YOUR INSTRUCTIONS >>
Whenever a line in the data contains "Bacteroidaceae", show that line.

[Items listed in a dataset]
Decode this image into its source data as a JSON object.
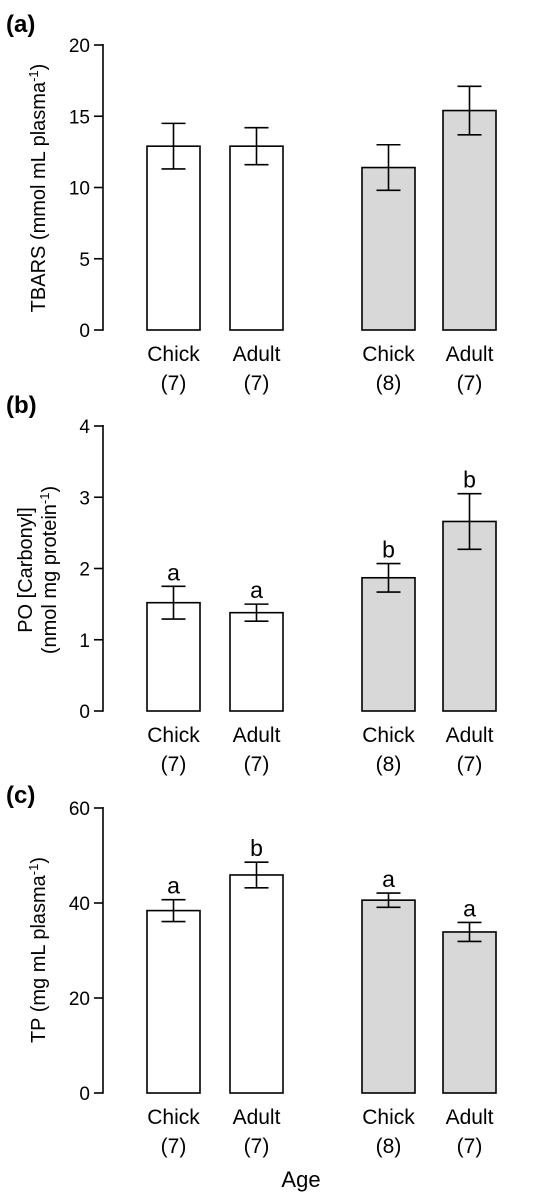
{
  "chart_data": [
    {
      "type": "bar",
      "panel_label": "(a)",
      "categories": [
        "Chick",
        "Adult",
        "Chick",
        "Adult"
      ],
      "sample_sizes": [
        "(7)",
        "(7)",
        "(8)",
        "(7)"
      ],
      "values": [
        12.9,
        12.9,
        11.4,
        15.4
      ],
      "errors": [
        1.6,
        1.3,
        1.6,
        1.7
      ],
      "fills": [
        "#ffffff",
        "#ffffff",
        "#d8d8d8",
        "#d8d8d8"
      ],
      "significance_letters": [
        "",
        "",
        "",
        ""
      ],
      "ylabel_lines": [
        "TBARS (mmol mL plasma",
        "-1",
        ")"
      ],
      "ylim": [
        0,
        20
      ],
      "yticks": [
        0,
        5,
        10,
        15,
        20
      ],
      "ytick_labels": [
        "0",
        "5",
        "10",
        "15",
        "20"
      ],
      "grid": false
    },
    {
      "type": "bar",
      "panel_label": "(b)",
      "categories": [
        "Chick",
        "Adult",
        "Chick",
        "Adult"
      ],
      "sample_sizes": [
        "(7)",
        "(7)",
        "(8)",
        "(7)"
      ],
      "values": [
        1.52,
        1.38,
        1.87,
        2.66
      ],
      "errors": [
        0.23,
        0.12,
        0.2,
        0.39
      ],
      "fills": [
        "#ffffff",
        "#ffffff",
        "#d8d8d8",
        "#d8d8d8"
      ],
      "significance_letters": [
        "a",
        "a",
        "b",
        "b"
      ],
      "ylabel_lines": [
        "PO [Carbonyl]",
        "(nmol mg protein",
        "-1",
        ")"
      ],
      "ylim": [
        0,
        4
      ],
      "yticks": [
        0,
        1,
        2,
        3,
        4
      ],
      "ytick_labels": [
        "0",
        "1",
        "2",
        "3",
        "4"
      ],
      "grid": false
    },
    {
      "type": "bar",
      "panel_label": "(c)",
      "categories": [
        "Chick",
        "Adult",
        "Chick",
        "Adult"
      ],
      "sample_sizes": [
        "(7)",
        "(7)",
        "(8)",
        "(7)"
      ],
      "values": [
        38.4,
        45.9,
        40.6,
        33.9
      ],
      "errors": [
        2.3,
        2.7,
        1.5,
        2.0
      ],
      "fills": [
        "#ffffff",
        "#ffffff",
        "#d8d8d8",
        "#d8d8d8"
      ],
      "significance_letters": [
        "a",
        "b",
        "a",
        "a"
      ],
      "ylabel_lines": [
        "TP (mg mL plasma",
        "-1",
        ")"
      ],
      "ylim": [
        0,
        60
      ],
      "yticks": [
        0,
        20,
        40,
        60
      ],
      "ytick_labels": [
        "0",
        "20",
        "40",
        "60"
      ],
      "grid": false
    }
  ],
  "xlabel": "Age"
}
...
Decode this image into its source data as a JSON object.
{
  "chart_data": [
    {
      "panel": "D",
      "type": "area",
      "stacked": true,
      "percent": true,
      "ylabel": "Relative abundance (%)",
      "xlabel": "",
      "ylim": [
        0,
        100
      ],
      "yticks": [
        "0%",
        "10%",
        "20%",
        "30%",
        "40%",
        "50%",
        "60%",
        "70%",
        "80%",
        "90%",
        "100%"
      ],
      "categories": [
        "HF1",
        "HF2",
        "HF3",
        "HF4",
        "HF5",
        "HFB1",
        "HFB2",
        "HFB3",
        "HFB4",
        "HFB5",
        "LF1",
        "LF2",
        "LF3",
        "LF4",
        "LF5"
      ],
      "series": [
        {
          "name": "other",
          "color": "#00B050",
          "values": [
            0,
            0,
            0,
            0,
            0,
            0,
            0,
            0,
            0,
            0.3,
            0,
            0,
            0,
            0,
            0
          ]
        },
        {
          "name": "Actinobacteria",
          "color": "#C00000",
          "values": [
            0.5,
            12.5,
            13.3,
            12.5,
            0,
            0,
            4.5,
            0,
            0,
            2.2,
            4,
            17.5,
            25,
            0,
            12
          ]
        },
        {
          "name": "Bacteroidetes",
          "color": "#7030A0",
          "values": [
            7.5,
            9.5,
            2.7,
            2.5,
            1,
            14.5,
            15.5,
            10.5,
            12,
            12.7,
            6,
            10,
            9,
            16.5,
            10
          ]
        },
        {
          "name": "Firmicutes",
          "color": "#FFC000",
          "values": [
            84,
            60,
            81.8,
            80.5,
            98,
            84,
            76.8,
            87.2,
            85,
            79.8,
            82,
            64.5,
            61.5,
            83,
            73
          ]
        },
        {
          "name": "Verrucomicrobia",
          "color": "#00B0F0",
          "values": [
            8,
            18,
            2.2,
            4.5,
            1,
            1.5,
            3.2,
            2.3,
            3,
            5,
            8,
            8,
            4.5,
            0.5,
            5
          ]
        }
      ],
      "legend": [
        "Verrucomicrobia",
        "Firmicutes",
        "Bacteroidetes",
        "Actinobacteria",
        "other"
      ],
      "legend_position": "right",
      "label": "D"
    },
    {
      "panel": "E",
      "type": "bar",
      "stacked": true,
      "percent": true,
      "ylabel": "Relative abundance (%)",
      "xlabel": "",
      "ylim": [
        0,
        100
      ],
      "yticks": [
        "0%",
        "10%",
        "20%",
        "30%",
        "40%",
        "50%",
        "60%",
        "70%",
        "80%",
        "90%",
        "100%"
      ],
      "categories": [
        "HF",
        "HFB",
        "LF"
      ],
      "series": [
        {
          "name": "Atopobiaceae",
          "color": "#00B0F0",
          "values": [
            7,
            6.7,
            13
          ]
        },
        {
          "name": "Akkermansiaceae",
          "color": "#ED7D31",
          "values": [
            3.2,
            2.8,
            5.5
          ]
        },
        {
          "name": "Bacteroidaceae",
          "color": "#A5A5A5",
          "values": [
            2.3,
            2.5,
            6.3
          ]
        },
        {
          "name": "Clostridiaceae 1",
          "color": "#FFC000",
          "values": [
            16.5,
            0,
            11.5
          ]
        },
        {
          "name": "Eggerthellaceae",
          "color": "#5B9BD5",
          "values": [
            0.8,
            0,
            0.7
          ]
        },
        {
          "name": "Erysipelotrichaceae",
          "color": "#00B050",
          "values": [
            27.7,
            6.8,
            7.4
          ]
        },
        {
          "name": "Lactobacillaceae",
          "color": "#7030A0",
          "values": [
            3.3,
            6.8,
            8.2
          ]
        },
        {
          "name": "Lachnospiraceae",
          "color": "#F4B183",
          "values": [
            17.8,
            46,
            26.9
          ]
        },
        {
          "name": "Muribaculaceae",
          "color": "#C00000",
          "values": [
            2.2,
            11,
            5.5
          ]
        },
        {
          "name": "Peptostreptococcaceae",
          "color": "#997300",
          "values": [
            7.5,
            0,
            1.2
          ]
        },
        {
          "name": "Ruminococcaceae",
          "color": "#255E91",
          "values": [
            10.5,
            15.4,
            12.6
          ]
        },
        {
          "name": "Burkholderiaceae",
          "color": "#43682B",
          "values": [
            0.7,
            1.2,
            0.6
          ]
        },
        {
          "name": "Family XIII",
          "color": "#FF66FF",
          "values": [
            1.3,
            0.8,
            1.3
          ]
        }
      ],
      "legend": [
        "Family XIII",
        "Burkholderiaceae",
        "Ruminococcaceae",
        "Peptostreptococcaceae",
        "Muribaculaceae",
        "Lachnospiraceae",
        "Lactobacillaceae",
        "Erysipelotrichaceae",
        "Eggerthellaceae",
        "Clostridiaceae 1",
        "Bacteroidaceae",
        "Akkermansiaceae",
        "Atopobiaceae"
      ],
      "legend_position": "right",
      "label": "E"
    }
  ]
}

OUTPUT FOR THIS EXERCISE >>
          "name": "Bacteroidaceae",
        "Bacteroidaceae",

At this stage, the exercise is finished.